▶ Directions
Extend the blog post on golem monster design, along with its reader comments, starting after its last line.
*** Document section
As a straight-up fight, a golem should be a bigger challenge than a giant.

However, a golem has a plethora of weaknesses that can be exploited.  The inner fire should prompt most parties to ask, "what happens if we extinguish the fire?"

This is nice, because then the expectation matches the reality.  You don't have to teach the players anything before they can start scheming.

The glyph also gives a smart party of level 0s a way to defeat a much tougher enemy.

The different follow-ups for a grabbed enemy keep the golem feeling diverse, without loading it down with a bunch of abilities.

And lastly, I envision the golem as the type of enemy that players will come across early in their careers.  It's the boss of level 1 or 2, and as such, it's important that the players have an easy time escaping, hence the slow Movement speed.

Golems are puzzle-monsters, and like all good puzzles, they can be brute forced (if you brought enough sledgehammers).

11 comments:

  1. This is great! Up there with Skerples Basilisk and Stone Guardian in the Great Monster Design category!

    ReplyDelete
  2. It's nice to see a golem more faithful to Jewish mythology.

    ReplyDelete
  3. "D&D has a tendency to take an evocative monster and then create spin-offs until all the magic is gone. " True, absolutely true.

    ReplyDelete
    Replies
    1. OMG yes. That one quote could spin into a short dissertation.

      Delete
  4. Excellent entry. If you are interested in golems and magic, I strongly recommend reading Iron Council - https://en.wikipedia.org/wiki/Iron_Council . one of the main character is a "golemologist", and he carries the art very, very far indeed.

    ReplyDelete
    Replies
    1. Can you elaborate? Anything that moves golems away from "magical robots" or "earth elementals that wizards make from different metals" is sweet, sweet water for my parched lips.

      Delete
  5. Aw, you tease about being true to Jewish influences and then you make it a Sunday golem?

    To that list I'd add all the cleric spells that are just the miracles of the prophets and patriarchs: sticks to snakes, part water, invisibility to animals etc.
******
*** Information shown
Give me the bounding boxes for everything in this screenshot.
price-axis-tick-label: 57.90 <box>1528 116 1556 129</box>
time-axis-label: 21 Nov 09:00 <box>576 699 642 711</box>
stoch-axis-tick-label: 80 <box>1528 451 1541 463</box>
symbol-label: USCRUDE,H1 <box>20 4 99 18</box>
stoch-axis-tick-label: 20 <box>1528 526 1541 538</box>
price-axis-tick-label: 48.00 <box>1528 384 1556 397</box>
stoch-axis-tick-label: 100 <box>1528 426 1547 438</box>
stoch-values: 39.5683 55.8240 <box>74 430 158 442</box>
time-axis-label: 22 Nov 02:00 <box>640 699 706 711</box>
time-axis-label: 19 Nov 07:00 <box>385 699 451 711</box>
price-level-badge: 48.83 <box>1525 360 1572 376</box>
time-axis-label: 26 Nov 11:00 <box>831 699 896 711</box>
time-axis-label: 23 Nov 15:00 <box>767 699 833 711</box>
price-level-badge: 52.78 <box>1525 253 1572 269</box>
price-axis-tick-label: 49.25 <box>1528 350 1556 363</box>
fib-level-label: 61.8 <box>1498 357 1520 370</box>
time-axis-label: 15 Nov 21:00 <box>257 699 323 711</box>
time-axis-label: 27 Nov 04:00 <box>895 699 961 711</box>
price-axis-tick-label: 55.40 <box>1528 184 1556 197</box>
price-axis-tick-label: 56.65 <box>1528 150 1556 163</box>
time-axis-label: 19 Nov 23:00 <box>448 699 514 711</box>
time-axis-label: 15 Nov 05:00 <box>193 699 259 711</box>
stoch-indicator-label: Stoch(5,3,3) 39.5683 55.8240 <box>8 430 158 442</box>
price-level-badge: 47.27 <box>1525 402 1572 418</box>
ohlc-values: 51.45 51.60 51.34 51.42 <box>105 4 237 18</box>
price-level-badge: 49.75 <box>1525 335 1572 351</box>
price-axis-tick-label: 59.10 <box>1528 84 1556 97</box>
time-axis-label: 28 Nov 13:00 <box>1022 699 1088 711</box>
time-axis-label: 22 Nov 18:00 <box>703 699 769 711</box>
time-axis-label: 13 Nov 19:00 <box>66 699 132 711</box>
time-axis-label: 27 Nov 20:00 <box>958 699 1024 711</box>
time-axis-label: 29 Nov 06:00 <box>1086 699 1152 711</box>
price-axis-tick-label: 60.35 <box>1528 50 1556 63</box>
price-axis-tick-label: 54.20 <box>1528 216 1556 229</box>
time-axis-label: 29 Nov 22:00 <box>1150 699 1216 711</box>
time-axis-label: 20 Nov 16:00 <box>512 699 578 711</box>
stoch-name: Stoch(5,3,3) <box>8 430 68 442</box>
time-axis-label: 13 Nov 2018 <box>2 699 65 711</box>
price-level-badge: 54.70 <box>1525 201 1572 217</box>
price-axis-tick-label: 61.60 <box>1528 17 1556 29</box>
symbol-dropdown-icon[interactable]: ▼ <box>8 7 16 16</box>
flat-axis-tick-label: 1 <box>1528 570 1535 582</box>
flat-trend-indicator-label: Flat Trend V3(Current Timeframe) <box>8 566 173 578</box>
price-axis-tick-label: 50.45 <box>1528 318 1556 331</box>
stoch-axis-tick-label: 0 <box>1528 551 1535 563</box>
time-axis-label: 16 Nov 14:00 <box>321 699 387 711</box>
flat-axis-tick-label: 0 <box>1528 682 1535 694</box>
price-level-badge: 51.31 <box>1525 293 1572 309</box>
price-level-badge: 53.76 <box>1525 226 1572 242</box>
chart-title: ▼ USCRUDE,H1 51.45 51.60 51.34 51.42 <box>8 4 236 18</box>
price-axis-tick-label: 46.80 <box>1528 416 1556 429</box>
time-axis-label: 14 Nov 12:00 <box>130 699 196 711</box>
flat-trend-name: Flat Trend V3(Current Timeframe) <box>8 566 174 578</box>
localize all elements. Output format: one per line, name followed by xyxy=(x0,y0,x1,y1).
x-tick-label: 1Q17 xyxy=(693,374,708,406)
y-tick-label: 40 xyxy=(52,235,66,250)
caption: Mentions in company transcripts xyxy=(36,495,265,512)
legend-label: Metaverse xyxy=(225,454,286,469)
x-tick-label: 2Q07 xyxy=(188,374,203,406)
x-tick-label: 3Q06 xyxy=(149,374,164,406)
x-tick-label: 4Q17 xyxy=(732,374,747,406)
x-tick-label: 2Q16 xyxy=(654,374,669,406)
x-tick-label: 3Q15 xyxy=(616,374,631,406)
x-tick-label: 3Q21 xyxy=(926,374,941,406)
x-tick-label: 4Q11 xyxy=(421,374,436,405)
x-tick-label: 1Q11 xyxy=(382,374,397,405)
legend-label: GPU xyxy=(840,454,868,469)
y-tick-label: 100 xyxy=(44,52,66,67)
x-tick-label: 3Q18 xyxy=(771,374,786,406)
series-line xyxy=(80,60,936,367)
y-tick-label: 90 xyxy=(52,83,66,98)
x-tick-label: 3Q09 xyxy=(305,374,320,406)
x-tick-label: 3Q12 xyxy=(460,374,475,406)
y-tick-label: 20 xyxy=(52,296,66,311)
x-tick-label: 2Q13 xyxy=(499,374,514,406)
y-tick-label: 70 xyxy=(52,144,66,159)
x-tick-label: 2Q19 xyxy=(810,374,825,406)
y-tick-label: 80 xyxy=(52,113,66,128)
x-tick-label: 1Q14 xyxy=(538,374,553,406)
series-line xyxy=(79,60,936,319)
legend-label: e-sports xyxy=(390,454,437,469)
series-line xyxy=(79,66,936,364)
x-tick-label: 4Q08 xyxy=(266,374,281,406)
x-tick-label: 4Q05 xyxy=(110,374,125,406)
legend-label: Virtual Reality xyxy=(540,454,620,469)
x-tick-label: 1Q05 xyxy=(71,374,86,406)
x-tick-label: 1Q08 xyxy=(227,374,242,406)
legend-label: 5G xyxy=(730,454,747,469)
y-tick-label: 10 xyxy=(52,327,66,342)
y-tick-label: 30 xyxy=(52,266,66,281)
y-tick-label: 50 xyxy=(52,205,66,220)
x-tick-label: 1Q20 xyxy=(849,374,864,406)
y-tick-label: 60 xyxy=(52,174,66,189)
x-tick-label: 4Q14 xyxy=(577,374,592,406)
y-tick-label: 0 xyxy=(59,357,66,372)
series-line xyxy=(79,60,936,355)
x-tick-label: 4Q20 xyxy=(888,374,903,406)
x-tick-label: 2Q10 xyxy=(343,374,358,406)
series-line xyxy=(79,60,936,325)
******
▶ Response
    ReplyDelete
    Replies
    1. Shit, you're right. I'm going to leave it, though, since Sabbath=Sunday for most readers.

      Delete
  6. i love your design philosophy here - relatively simple monster with a couple tables to give it some depth and make it not boring on repeat fights, while still being able to learn from fighting it and not having a bunch of mostly-identical permutations. great stuff!

    ReplyDelete
  7. Subtype dilution is totally a thing. Well spotted! Pretty hard to avoid, though, especially in large, long-lived systems like PF or 5e.

    Also, it's not /quite/ inevitable. There aren't a lot of spinoffs of the otyugh, for instance. It's such a specific niche (tentacled garbage monster) that it's kinda hard to do.


    Doug M.

    ReplyDelete
    Replies
    1. I think the trick to avoiding subtype dilution is to think outside the Monster Manual (i.e. situational stuff).

      If you're looking at a goblin's statblock and thinking "how do I spice this up", you're going to start inventing fire goblins and mind flayer goblins. If you look at a halfway written adventure and think "how do I spice up the goblin encounters", you're going to come up with goblin balloonists and goblins-hiding-in-the-walls.

      Well, less popular monsters are going to have fewer published variants, but one minute of googling has still yielded gulguthras, gulguthrydras, neo-otyughs, and five more variations from pfd20srd.com that include the soothsayer otyugh.